--- Records to process ---
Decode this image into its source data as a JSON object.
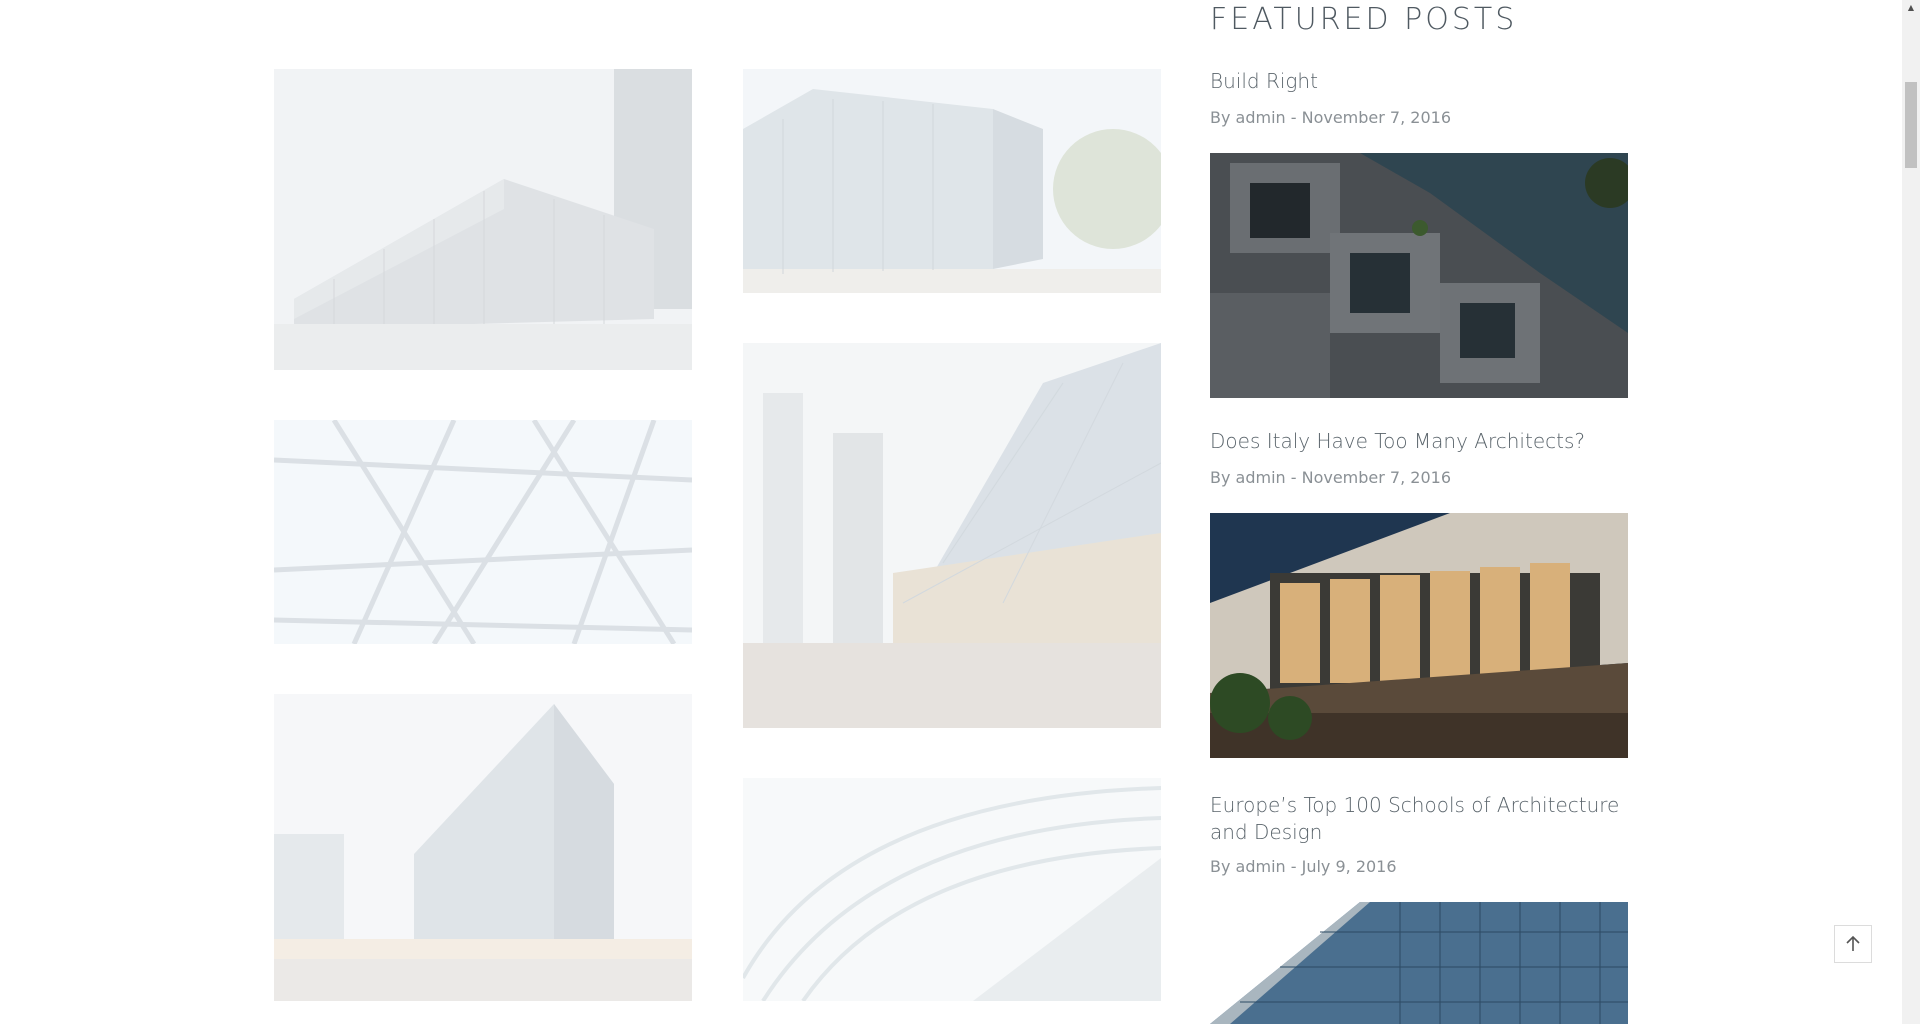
{
  "featured": {
    "title": "FEATURED POSTS",
    "posts": [
      {
        "title": "Build Right",
        "meta": "By admin - November 7, 2016",
        "image_icon": "apartment-photo"
      },
      {
        "title": "Does Italy Have Too Many Architects?",
        "meta": "By admin - November 7, 2016",
        "image_icon": "villa-photo"
      },
      {
        "title": "Europe’s Top 100 Schools of Architecture and Design",
        "meta": "By admin - July 9, 2016",
        "image_icon": "glass-facade-photo"
      }
    ]
  },
  "gallery": {
    "images": [
      "office-building-photo",
      "glass-offices-photo",
      "glass-dome-photo",
      "skyline-glass-photo",
      "glass-cube-building-photo",
      "tunnel-walkway-photo"
    ]
  },
  "colors": {
    "heading": "#4f5961",
    "meta": "#8a9095",
    "sky_dark": "#2f4550"
  }
}
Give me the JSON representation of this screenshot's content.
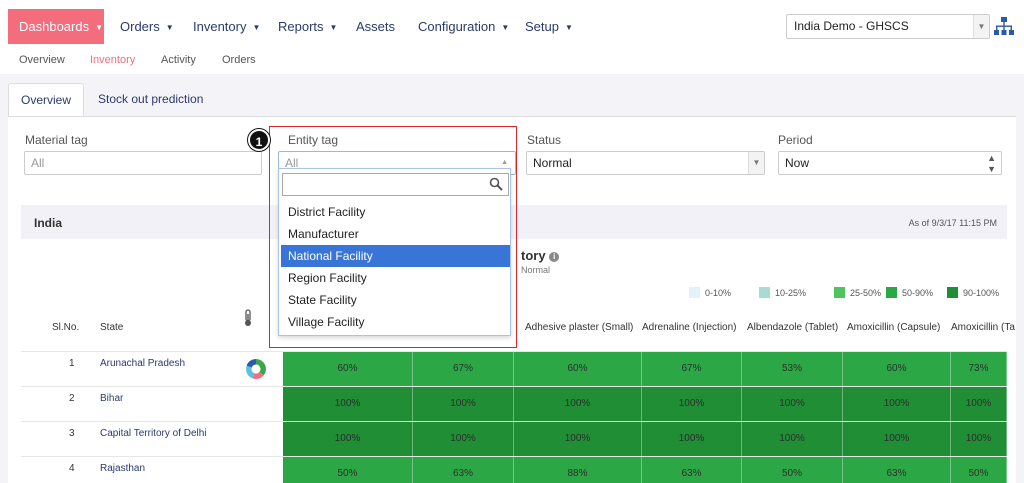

--- Problem ---
Your task is to repeat the material above exactly, without its pictures.

--- Result for this task ---
Decode this image into its source data as a JSON object.
{
  "featured": {
    "title": "FEATURED POSTS",
    "posts": [
      {
        "title": "Build Right",
        "meta": "By admin - November 7, 2016",
        "image_icon": "apartment-photo"
      },
      {
        "title": "Does Italy Have Too Many Architects?",
        "meta": "By admin - November 7, 2016",
        "image_icon": "villa-photo"
      },
      {
        "title": "Europe’s Top 100 Schools of Architecture and Design",
        "meta": "By admin - July 9, 2016",
        "image_icon": "glass-facade-photo"
      }
    ]
  },
  "gallery": {
    "images": [
      "office-building-photo",
      "glass-offices-photo",
      "glass-dome-photo",
      "skyline-glass-photo",
      "glass-cube-building-photo",
      "tunnel-walkway-photo"
    ]
  },
  "colors": {
    "heading": "#4f5961",
    "meta": "#8a9095",
    "sky_dark": "#2f4550"
  }
}
Give me the JSON representation of this screenshot's content.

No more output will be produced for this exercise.